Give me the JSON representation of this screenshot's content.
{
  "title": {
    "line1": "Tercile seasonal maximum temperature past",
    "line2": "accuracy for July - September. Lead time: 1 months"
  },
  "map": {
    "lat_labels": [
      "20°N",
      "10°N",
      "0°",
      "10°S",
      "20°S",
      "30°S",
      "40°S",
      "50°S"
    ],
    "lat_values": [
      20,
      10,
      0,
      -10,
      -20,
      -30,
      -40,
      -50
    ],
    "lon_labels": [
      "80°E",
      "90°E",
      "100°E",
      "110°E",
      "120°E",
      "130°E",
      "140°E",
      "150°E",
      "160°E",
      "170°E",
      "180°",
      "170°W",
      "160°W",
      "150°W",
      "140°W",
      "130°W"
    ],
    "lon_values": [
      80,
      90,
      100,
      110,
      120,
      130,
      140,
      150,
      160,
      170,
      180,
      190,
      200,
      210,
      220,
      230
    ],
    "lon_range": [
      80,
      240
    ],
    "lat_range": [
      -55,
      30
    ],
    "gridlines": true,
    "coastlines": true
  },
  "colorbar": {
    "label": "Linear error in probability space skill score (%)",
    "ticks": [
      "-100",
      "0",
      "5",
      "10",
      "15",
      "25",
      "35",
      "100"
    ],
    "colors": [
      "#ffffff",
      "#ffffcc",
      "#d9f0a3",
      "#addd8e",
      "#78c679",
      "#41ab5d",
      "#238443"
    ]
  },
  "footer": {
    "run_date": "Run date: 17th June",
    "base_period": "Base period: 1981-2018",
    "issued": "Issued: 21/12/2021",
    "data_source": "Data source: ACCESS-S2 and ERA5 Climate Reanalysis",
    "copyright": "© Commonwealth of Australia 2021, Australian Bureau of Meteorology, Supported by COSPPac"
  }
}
-----
Direction: Extract all of the data above and output it character for character.

Task output:
Give me the JSON representation of this screenshot's content.
{
  "title": {
    "line1": "Tercile seasonal maximum temperature past",
    "line2": "accuracy for July - September. Lead time: 1 months"
  },
  "map": {
    "lat_labels": [
      "20°N",
      "10°N",
      "0°",
      "10°S",
      "20°S",
      "30°S",
      "40°S",
      "50°S"
    ],
    "lat_values": [
      20,
      10,
      0,
      -10,
      -20,
      -30,
      -40,
      -50
    ],
    "lon_labels": [
      "80°E",
      "90°E",
      "100°E",
      "110°E",
      "120°E",
      "130°E",
      "140°E",
      "150°E",
      "160°E",
      "170°E",
      "180°",
      "170°W",
      "160°W",
      "150°W",
      "140°W",
      "130°W"
    ],
    "lon_values": [
      80,
      90,
      100,
      110,
      120,
      130,
      140,
      150,
      160,
      170,
      180,
      190,
      200,
      210,
      220,
      230
    ],
    "lon_range": [
      80,
      240
    ],
    "lat_range": [
      -55,
      30
    ],
    "gridlines": true,
    "coastlines": true
  },
  "colorbar": {
    "label": "Linear error in probability space skill score (%)",
    "ticks": [
      "-100",
      "0",
      "5",
      "10",
      "15",
      "25",
      "35",
      "100"
    ],
    "colors": [
      "#ffffff",
      "#ffffcc",
      "#d9f0a3",
      "#addd8e",
      "#78c679",
      "#41ab5d",
      "#238443"
    ]
  },
  "footer": {
    "run_date": "Run date: 17th June",
    "base_period": "Base period: 1981-2018",
    "issued": "Issued: 21/12/2021",
    "data_source": "Data source: ACCESS-S2 and ERA5 Climate Reanalysis",
    "copyright": "© Commonwealth of Australia 2021, Australian Bureau of Meteorology, Supported by COSPPac"
  }
}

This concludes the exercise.